-- START OF DATA EXCERPTS --

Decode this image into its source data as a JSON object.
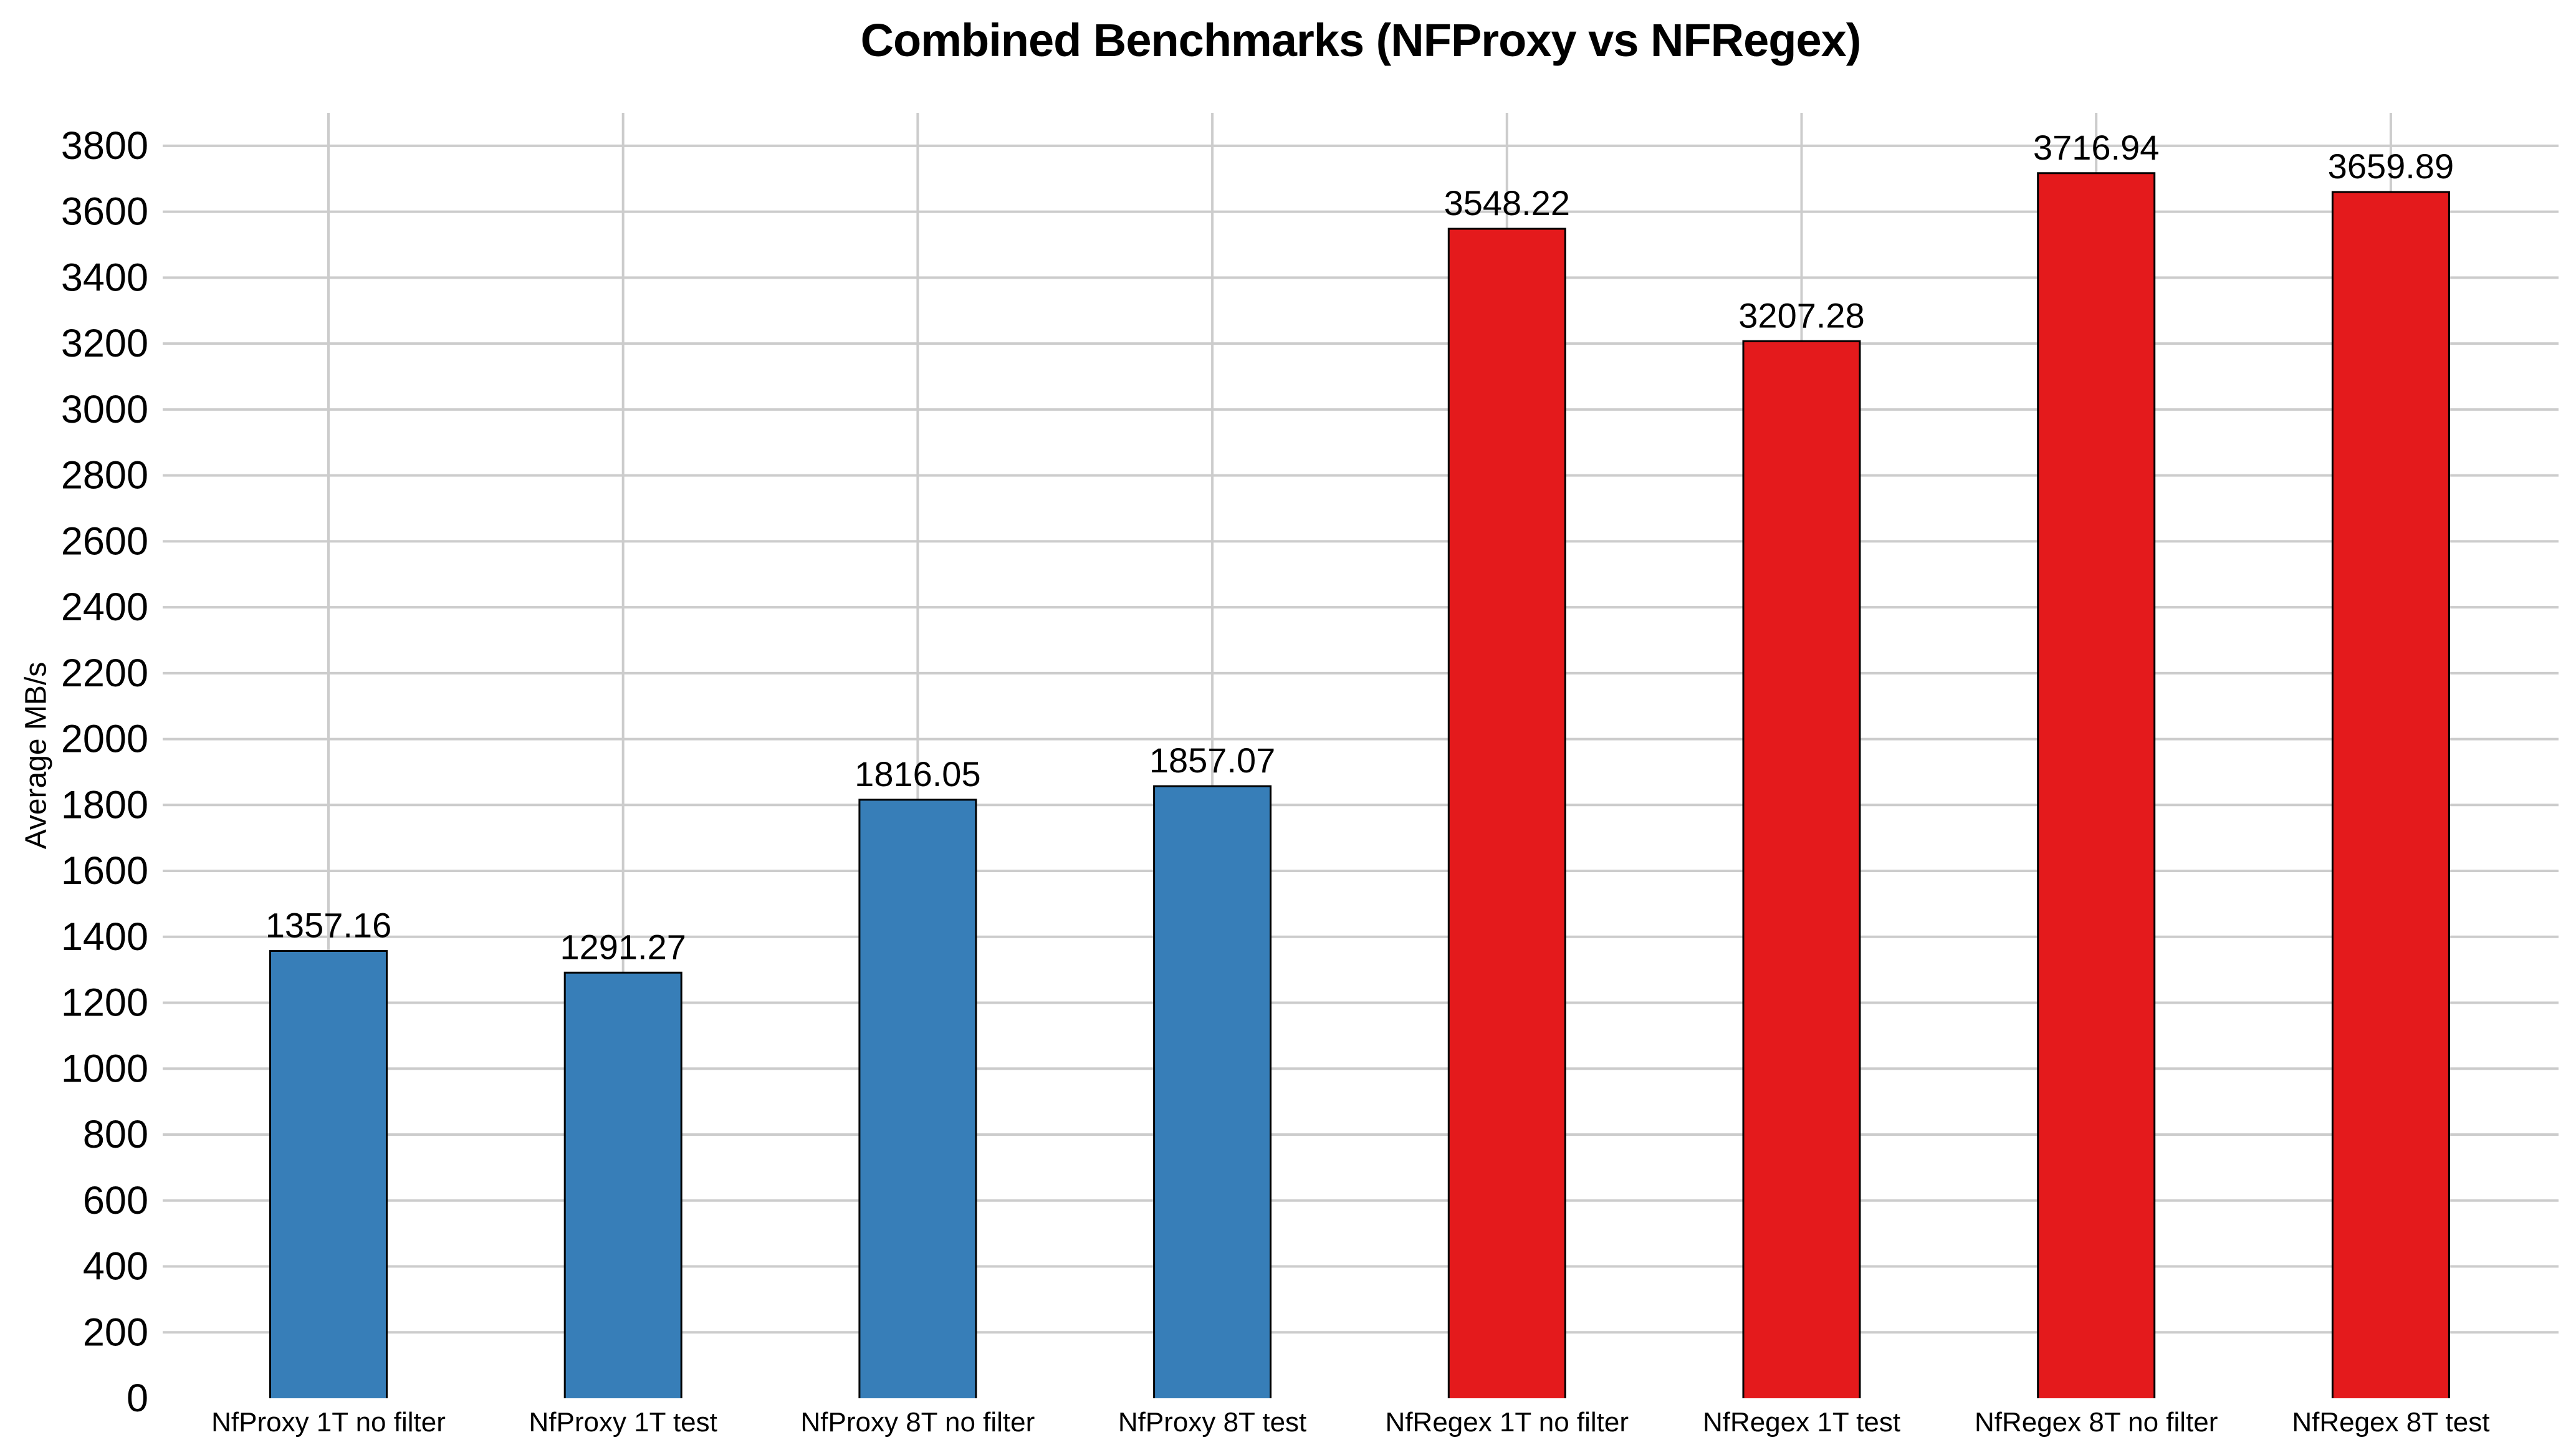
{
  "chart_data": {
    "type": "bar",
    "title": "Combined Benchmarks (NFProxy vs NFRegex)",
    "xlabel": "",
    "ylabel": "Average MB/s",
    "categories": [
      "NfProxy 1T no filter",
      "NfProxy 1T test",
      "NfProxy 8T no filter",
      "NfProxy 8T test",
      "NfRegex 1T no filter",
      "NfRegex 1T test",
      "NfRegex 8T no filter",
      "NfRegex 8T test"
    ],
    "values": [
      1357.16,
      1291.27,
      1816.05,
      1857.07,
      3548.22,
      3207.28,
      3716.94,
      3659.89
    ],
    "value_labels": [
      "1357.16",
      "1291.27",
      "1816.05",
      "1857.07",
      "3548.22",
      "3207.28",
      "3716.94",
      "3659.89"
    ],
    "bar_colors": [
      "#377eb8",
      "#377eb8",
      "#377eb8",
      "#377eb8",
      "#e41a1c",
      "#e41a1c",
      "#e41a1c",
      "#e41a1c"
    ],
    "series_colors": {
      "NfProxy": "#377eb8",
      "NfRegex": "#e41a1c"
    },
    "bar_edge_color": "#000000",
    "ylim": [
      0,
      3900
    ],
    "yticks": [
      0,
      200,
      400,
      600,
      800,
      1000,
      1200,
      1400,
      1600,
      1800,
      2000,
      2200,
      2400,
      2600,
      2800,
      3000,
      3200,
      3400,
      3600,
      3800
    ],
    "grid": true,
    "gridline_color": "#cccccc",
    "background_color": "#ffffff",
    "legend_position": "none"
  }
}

-- END OF DATA EXCERPTS --
-- START OF DATA EXCERPTS --

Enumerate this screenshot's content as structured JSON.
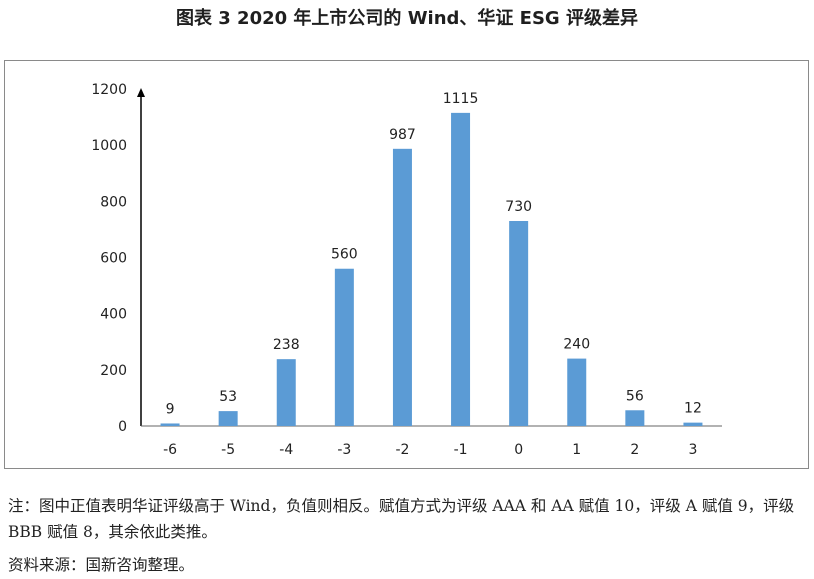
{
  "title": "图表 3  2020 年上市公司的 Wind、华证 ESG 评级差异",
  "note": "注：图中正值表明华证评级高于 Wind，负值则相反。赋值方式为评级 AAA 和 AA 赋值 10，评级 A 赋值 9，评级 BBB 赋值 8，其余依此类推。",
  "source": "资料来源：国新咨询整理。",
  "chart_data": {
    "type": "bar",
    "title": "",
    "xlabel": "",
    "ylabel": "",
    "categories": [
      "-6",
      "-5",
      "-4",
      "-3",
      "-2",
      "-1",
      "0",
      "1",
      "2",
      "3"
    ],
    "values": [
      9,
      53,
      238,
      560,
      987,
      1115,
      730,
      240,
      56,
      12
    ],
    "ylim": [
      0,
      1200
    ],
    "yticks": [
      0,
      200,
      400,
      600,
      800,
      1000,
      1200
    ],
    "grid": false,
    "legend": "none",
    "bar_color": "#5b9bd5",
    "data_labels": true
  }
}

-- END OF DATA EXCERPTS --

**AIM:**
Identify all lines where the word "Wind" shows up. Copy them.

**SOLUTION TO THIS TASK:**
  "title": "图表 3  2020 年上市公司的 Wind、华证 ESG 评级差异",
  "note": "注：图中正值表明华证评级高于 Wind，负值则相反。赋值方式为评级 AAA 和 AA 赋值 10，评级 A 赋值 9，评级 BBB 赋值 8，其余依此类推。",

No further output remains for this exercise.